Lautan Air Teh di Halaman Sekolahku
Veni Ari Jayanti 5 Desember 2011Minggu malam ini, hujan tidak berhenti semenjak jam delapan malam tadi dan sekarang jarum jam sudah menunjukan pukul sebelas. Ah.. artinya besok tidak ada upacara bendera lagi. Sudah dua bulan ini sekolahku tidak melaksanakan upacara bendera karena lapangannya yang tergenang air jika hujan. Kuputuskan untuk tidur saja karena besok aku harus bersiap – siap bangun pagi untuk ke UPTD di kota Bengkalis.
Keesokan harinya, aku sudah siap semenjak jam tujuh pagi, aku menunggu Noel untuk berangkat ke UPTD di kota Bengkalis bersama – sama. Sudah terbayang jalan terjal dengan besi jalanan, banjir, dan lumpur yang meluap dimana – mana. Namun semua itu harus dihadapi untuk bisa sampai ke UPTD dan menyerahkan surat tugas kami. Sebelum ke UPTD aku mampir ke sekolahku untuk meminta izin dan melihat kondisi sekolahku.
Alangkah terkejutnya diriku saat sampai di sekolah, air berwarna merah semerah air teh membanjiri lapangan sekolah kami, tingginya semata kaki. Beberapa guru yang sudah tiba di sekolah bergorong royong untuk membuat semacam jembatan kecil dari kayu agar siswa – siswa bisa melalui jembatan tersebut dan masuk kelas. Aku hanya terpana dan terharu melihat bagaimana dedikasi guru – guru di sekolahku ini.
Mari kuceritakan kondisi sekolahku pada kalian. Sekolahku adalah SDN 57 Ketam Putih. SDku ini baru di”negeri”kan pada tahun 2010. Hanya mempunyai 2 ruang kelas sehingga ruangan yang seharusnya menjadi ruang majelis guru dialih-fungsikan menjadi ruang kelas juga. Dengan begitu SDku memiliki tiga kelas namun tidak memiliki ruang guru. Walaupun demikian tetap saja SDku kekurangan ruang kelas. Panggung yang seharusnya digunakan untuk berlatih kesenian beralih fungsi pula menjadi ruang kelas, kelas untuk siswa kelas 1 dan 2. Panggung ini tidak memiliki dinding sehingga proses belajar mengajar sering terganggu oleh siswa dari kelas lain yang datang menonton.

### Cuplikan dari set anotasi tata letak
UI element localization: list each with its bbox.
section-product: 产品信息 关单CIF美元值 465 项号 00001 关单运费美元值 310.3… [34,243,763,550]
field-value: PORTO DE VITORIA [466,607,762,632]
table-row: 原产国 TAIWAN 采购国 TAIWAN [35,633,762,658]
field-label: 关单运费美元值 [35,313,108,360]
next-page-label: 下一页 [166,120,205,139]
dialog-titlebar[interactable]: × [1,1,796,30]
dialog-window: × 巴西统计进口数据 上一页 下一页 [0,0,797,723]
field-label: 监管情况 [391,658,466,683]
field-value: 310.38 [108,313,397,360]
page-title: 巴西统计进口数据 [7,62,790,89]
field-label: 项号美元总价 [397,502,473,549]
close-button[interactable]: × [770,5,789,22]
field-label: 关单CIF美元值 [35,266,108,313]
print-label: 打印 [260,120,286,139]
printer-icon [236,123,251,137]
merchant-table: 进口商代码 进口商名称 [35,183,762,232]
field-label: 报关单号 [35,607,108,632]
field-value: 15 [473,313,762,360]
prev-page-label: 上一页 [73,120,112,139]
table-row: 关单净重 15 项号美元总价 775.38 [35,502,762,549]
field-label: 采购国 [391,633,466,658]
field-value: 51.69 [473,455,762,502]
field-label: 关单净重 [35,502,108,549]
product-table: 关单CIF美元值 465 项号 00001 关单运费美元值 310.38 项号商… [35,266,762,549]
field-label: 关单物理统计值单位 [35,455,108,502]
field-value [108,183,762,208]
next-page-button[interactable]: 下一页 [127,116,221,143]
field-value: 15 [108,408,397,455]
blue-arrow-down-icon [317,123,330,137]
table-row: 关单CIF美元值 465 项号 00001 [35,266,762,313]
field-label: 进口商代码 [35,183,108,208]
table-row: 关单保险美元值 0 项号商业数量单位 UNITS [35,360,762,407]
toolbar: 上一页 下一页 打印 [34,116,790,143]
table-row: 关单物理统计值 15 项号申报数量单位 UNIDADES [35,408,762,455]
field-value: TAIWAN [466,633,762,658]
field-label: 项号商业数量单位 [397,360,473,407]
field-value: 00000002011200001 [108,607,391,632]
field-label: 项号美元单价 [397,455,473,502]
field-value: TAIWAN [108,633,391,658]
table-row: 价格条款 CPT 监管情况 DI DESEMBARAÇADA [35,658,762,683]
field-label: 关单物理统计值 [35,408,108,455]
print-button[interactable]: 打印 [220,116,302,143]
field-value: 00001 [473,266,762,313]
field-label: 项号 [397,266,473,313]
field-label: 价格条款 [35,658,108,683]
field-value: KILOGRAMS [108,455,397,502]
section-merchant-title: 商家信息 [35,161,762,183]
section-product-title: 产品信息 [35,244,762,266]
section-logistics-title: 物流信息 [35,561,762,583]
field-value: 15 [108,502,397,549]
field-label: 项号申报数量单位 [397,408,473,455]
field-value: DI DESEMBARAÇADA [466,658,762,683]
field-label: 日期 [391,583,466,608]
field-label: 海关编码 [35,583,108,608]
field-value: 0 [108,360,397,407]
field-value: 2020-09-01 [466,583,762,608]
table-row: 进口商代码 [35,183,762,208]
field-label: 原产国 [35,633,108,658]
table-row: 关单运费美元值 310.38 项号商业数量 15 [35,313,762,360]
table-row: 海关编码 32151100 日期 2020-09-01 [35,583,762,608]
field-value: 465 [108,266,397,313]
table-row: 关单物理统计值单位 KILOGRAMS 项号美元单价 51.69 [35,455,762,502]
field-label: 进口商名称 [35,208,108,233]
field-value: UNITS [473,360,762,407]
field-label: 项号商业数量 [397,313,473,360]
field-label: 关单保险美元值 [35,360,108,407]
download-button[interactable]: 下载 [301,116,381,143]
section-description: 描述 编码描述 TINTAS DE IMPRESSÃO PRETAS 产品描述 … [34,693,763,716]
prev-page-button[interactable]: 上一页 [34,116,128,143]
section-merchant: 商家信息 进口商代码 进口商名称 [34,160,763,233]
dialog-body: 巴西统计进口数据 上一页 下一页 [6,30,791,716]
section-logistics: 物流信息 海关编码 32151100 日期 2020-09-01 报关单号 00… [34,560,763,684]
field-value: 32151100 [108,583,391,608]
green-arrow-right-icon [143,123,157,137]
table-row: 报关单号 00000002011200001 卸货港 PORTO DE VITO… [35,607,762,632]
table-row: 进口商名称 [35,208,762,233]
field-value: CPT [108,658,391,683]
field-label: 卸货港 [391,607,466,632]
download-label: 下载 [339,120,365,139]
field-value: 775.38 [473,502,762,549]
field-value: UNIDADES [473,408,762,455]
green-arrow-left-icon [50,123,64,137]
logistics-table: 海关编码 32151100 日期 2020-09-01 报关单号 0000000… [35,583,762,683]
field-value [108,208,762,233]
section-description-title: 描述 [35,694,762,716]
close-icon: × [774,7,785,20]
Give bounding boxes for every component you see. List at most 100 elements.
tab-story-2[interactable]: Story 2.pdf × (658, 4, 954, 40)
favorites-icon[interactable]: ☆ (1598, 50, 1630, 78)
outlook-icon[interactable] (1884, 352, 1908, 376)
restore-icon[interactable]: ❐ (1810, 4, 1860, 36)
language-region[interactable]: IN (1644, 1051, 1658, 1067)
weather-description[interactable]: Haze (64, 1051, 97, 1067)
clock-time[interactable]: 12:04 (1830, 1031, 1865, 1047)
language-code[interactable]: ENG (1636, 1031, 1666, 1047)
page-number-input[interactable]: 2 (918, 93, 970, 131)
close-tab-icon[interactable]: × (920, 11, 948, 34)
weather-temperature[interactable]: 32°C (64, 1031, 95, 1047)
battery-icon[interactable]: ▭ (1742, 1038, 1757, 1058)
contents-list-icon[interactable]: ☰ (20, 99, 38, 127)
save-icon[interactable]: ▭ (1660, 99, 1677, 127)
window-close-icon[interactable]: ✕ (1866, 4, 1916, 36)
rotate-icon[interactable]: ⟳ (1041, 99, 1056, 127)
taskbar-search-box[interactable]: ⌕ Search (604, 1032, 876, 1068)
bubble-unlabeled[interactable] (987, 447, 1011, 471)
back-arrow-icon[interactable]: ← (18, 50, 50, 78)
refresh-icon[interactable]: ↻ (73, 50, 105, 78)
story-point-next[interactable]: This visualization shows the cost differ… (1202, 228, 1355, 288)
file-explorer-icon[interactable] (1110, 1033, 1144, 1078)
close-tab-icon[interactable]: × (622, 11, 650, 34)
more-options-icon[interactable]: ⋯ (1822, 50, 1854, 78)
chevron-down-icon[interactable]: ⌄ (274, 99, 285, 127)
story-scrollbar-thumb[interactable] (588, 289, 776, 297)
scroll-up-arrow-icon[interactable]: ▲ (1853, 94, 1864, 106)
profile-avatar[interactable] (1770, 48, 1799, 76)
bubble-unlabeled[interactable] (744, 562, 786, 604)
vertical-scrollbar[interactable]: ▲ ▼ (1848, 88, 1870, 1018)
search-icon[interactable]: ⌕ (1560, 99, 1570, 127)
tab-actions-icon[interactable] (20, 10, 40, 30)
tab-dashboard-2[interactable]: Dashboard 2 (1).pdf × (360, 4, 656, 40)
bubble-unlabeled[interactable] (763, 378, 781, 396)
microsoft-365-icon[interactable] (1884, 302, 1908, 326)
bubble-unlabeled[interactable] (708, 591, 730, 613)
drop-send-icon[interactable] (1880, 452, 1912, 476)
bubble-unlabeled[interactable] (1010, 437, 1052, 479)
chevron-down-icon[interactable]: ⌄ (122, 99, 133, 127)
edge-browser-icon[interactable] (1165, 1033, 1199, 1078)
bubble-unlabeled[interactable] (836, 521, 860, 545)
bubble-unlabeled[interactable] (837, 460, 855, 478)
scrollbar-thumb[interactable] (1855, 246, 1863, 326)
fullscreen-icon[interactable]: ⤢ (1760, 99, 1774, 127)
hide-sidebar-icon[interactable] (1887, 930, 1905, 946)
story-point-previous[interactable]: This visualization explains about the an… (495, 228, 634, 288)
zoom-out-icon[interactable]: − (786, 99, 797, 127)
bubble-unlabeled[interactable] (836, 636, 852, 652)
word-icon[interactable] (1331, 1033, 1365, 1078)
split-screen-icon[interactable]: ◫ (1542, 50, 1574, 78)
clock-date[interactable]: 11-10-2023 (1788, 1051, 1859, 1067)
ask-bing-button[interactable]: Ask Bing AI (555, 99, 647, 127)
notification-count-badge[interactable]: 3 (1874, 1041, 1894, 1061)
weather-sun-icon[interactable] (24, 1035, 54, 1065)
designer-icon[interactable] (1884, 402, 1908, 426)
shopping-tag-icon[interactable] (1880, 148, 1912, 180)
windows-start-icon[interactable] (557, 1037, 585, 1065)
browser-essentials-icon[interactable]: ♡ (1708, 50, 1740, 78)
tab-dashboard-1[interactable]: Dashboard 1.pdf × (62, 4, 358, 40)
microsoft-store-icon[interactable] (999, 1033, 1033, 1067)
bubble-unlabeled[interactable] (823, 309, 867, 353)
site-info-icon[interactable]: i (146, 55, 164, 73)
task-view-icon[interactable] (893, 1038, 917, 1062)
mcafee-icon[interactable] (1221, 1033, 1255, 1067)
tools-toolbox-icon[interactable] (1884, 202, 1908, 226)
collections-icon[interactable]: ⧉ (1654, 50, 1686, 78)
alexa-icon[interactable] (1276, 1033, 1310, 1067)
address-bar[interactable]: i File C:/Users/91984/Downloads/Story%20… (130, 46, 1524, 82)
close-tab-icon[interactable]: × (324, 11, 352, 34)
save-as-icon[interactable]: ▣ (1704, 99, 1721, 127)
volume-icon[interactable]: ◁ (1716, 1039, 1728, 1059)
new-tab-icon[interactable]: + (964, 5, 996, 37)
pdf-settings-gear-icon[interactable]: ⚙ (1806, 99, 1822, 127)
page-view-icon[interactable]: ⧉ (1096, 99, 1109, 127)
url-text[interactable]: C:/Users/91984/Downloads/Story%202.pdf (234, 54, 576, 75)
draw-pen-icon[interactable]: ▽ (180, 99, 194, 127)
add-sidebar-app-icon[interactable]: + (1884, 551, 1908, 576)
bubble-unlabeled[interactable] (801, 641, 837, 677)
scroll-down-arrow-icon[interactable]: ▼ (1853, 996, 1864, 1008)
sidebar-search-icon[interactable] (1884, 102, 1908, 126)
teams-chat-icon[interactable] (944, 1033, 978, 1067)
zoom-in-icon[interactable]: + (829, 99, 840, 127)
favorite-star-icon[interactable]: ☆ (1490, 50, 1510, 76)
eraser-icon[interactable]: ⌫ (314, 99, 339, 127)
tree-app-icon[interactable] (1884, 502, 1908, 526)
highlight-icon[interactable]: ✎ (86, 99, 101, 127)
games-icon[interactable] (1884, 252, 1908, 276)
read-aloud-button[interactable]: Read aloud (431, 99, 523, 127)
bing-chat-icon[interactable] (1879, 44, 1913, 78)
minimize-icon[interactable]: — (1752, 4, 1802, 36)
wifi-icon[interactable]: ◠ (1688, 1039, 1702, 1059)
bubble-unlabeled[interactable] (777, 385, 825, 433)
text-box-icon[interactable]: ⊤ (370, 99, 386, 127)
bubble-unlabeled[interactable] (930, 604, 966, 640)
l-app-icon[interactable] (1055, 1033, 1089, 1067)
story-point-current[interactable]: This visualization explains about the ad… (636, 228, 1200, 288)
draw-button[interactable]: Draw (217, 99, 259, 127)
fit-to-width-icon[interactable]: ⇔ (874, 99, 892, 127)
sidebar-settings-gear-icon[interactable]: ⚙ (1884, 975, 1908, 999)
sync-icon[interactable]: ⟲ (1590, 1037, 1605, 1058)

### Permintaan
**A.** Tukar "lumpur" dengan "genangan" pada bagian cerita banjir di sekolah antara "Keesokan harinya, aku" dan "di sekolahku ini.", termasuk kedua ujungnya, lalu tuliskan bagian itu.
**B.** Tuliskan kembali secara persis baris-baris data masukan, dari baris pertama hingga baris yang memuat "field-label: 关单净重 [35,502,108,549]", termasuk baris tersebut.

### Jawaban Tugas
**A.**
Keesokan harinya, aku sudah siap semenjak jam tujuh pagi, aku menunggu Noel untuk berangkat ke UPTD di kota Bengkalis bersama – sama. Sudah terbayang jalan terjal dengan besi jalanan, banjir, dan genangan yang meluap dimana – mana. Namun semua itu harus dihadapi untuk bisa sampai ke UPTD dan menyerahkan surat tugas kami. Sebelum ke UPTD aku mampir ke sekolahku untuk meminta izin dan melihat kondisi sekolahku.
Alangkah terkejutnya diriku saat sampai di sekolah, air berwarna merah semerah air teh membanjiri lapangan sekolah kami, tingginya semata kaki. Beberapa guru yang sudah tiba di sekolah bergorong royong untuk membuat semacam jembatan kecil dari kayu agar siswa – siswa bisa melalui jembatan tersebut dan masuk kelas. Aku hanya terpana dan terharu melihat bagaimana dedikasi guru – guru di sekolahku ini.

**B.**
UI element localization: list each with its bbox.
section-product: 产品信息 关单CIF美元值 465 项号 00001 关单运费美元值 310.3… [34,243,763,550]
field-value: PORTO DE VITORIA [466,607,762,632]
table-row: 原产国 TAIWAN 采购国 TAIWAN [35,633,762,658]
field-label: 关单运费美元值 [35,313,108,360]
next-page-label: 下一页 [166,120,205,139]
dialog-titlebar[interactable]: × [1,1,796,30]
dialog-window: × 巴西统计进口数据 上一页 下一页 [0,0,797,723]
field-label: 监管情况 [391,658,466,683]
field-value: 310.38 [108,313,397,360]
page-title: 巴西统计进口数据 [7,62,790,89]
field-label: 项号美元总价 [397,502,473,549]
close-button[interactable]: × [770,5,789,22]
field-label: 关单CIF美元值 [35,266,108,313]
print-label: 打印 [260,120,286,139]
printer-icon [236,123,251,137]
merchant-table: 进口商代码 进口商名称 [35,183,762,232]
field-label: 报关单号 [35,607,108,632]
field-value: 15 [473,313,762,360]
prev-page-label: 上一页 [73,120,112,139]
table-row: 关单净重 15 项号美元总价 775.38 [35,502,762,549]
field-label: 采购国 [391,633,466,658]
field-value: 51.69 [473,455,762,502]
field-label: 关单净重 [35,502,108,549]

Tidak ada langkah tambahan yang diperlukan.